* WORK TO COMPLETE
List all lines of the data that include the string "JSON".

(Extracts from a graphics dataset)
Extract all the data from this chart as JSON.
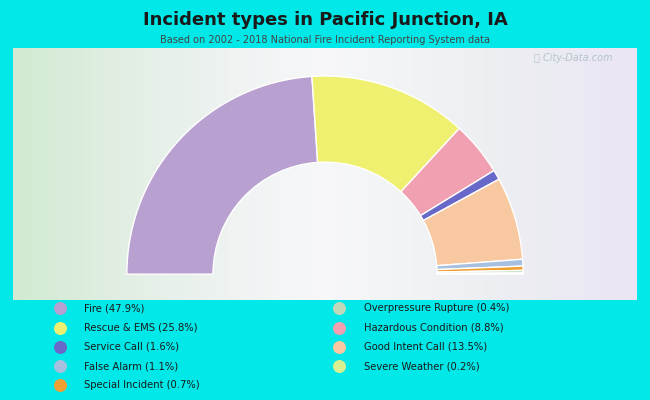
{
  "title": "Incident types in Pacific Junction, IA",
  "subtitle": "Based on 2002 - 2018 National Fire Incident Reporting System data",
  "watermark": "ⓘ City-Data.com",
  "background_color": "#00e8e8",
  "segments": [
    {
      "label": "Fire (47.9%)",
      "value": 47.9,
      "color": "#b8a0d0"
    },
    {
      "label": "Rescue & EMS (25.8%)",
      "value": 25.8,
      "color": "#f0f070"
    },
    {
      "label": "Hazardous Condition (8.8%)",
      "value": 8.8,
      "color": "#f0a0b0"
    },
    {
      "label": "Service Call (1.6%)",
      "value": 1.6,
      "color": "#6868c8"
    },
    {
      "label": "Good Intent Call (13.5%)",
      "value": 13.5,
      "color": "#f8c8a0"
    },
    {
      "label": "False Alarm (1.1%)",
      "value": 1.1,
      "color": "#a8c0e0"
    },
    {
      "label": "Special Incident (0.7%)",
      "value": 0.7,
      "color": "#f0a030"
    },
    {
      "label": "Overpressure Rupture (0.4%)",
      "value": 0.4,
      "color": "#c0d8b8"
    },
    {
      "label": "Severe Weather (0.2%)",
      "value": 0.2,
      "color": "#d8f090"
    }
  ],
  "legend_order": [
    {
      "label": "Fire (47.9%)",
      "color": "#b8a0d0"
    },
    {
      "label": "Rescue & EMS (25.8%)",
      "color": "#f0f070"
    },
    {
      "label": "Service Call (1.6%)",
      "color": "#6868c8"
    },
    {
      "label": "False Alarm (1.1%)",
      "color": "#a8c0e0"
    },
    {
      "label": "Special Incident (0.7%)",
      "color": "#f0a030"
    },
    {
      "label": "Overpressure Rupture (0.4%)",
      "color": "#c0d8b8"
    },
    {
      "label": "Hazardous Condition (8.8%)",
      "color": "#f0a0b0"
    },
    {
      "label": "Good Intent Call (13.5%)",
      "color": "#f8c8a0"
    },
    {
      "label": "Severe Weather (0.2%)",
      "color": "#d8f090"
    }
  ]
}
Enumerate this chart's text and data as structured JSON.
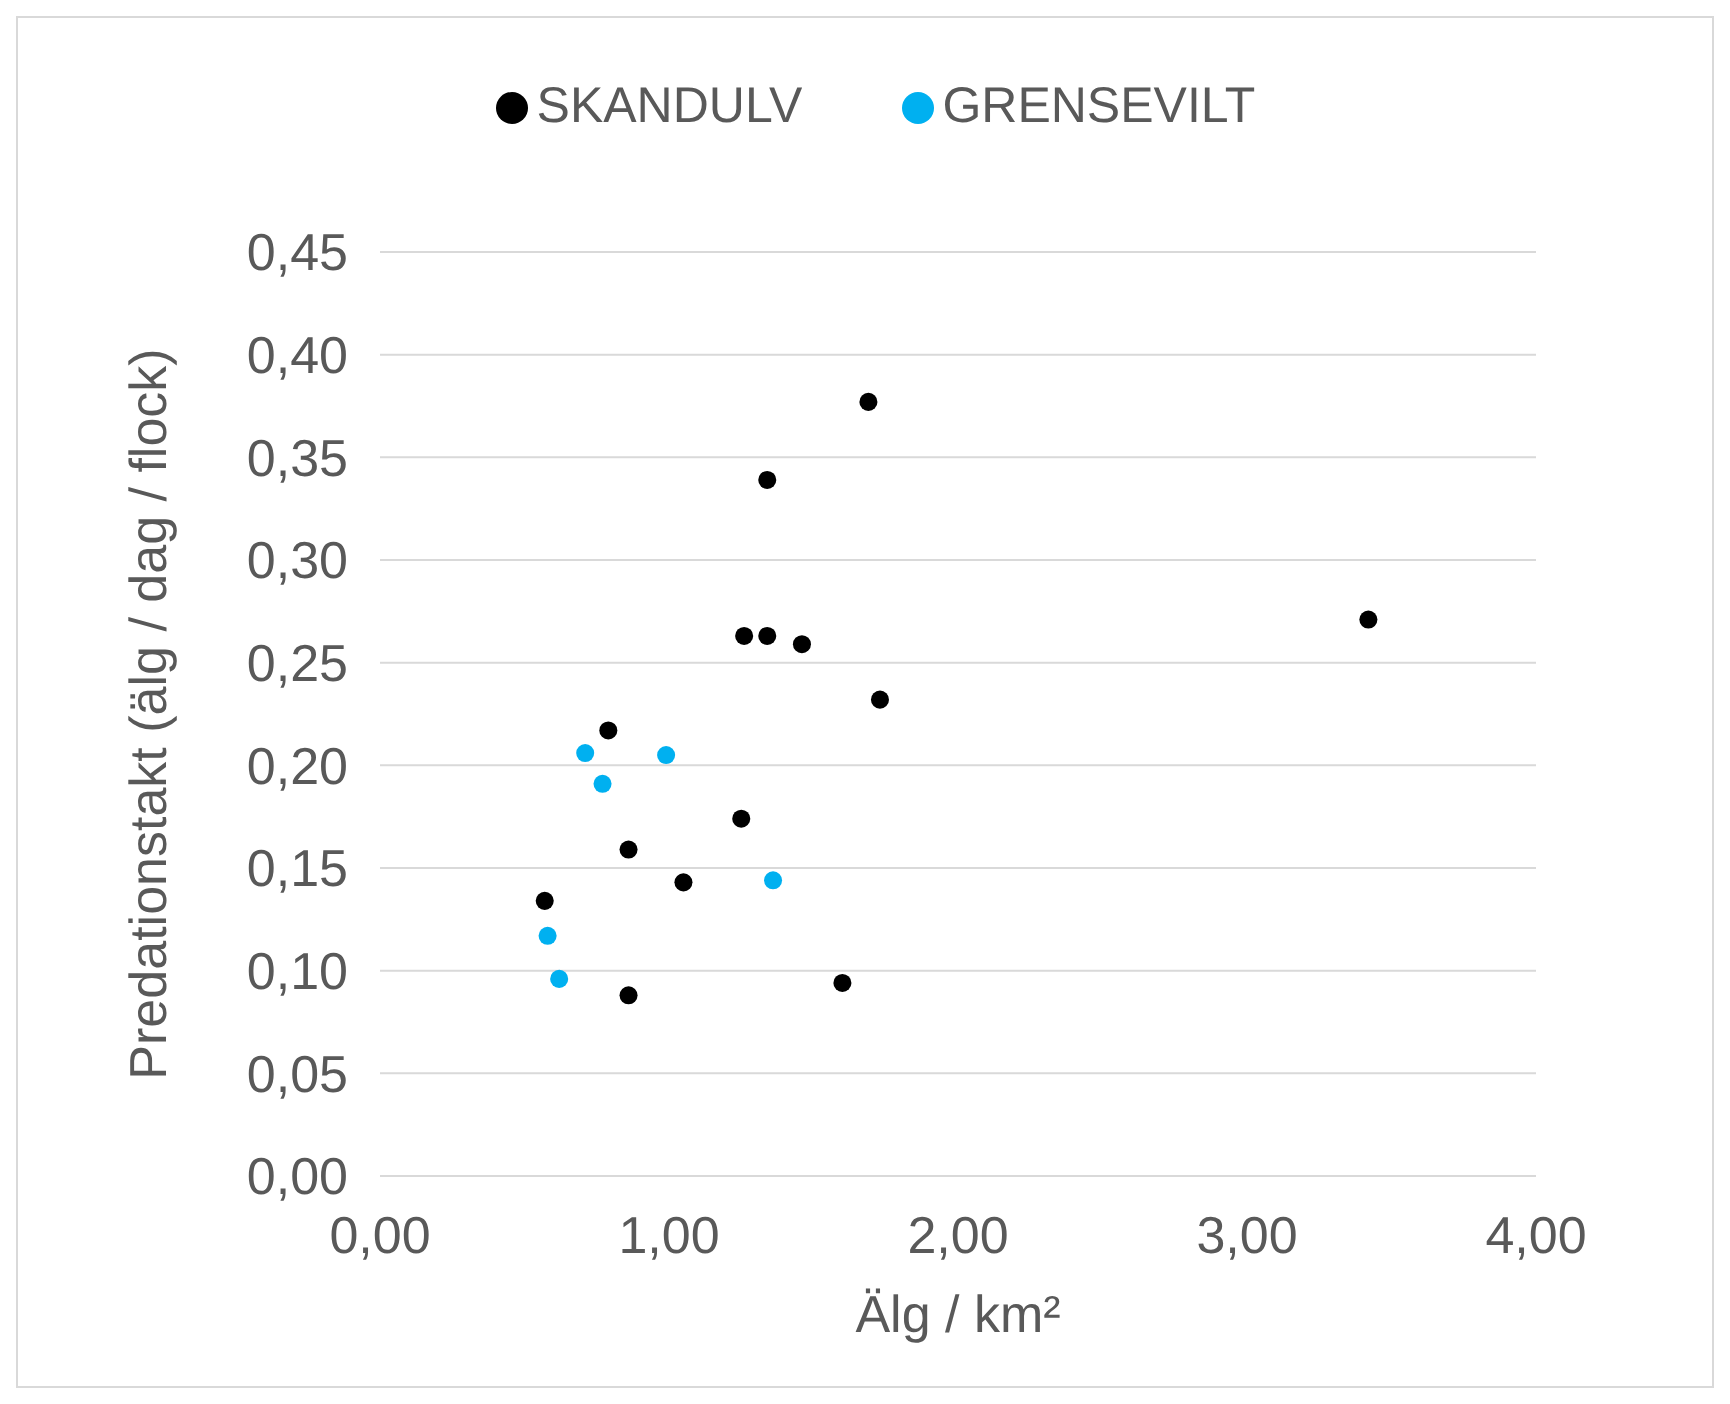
{
  "chart_data": {
    "type": "scatter",
    "xlabel": "Älg / km²",
    "ylabel": "Predationstakt (älg / dag / flock)",
    "xlim": [
      0,
      4
    ],
    "xticks": [
      {
        "value": 0,
        "label": "0,00"
      },
      {
        "value": 1,
        "label": "1,00"
      },
      {
        "value": 2,
        "label": "2,00"
      },
      {
        "value": 3,
        "label": "3,00"
      },
      {
        "value": 4,
        "label": "4,00"
      }
    ],
    "ylim": [
      0,
      0.45
    ],
    "yticks": [
      {
        "value": 0,
        "label": "0,00"
      },
      {
        "value": 0.05,
        "label": "0,05"
      },
      {
        "value": 0.1,
        "label": "0,10"
      },
      {
        "value": 0.15,
        "label": "0,15"
      },
      {
        "value": 0.2,
        "label": "0,20"
      },
      {
        "value": 0.25,
        "label": "0,25"
      },
      {
        "value": 0.3,
        "label": "0,30"
      },
      {
        "value": 0.35,
        "label": "0,35"
      },
      {
        "value": 0.4,
        "label": "0,40"
      },
      {
        "value": 0.45,
        "label": "0,45"
      }
    ],
    "grid": "y",
    "legend": "top",
    "marker": "circle",
    "series": [
      {
        "name": "SKANDULV",
        "color": "#000000",
        "x": [
          0.57,
          0.79,
          0.86,
          0.86,
          1.05,
          1.25,
          1.26,
          1.34,
          1.34,
          1.46,
          1.69,
          1.73,
          1.6,
          3.42
        ],
        "values": [
          0.134,
          0.217,
          0.159,
          0.088,
          0.143,
          0.174,
          0.263,
          0.263,
          0.339,
          0.259,
          0.377,
          0.232,
          0.094,
          0.271
        ]
      },
      {
        "name": "GRENSEVILT",
        "color": "#00b0f0",
        "x": [
          0.71,
          0.77,
          0.99,
          0.58,
          0.62,
          1.36
        ],
        "values": [
          0.206,
          0.191,
          0.205,
          0.117,
          0.096,
          0.144
        ]
      }
    ]
  }
}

* SOLVED EXERCISE
Extract all the data from this chart as JSON.
Enumerate this chart's text and data as structured JSON.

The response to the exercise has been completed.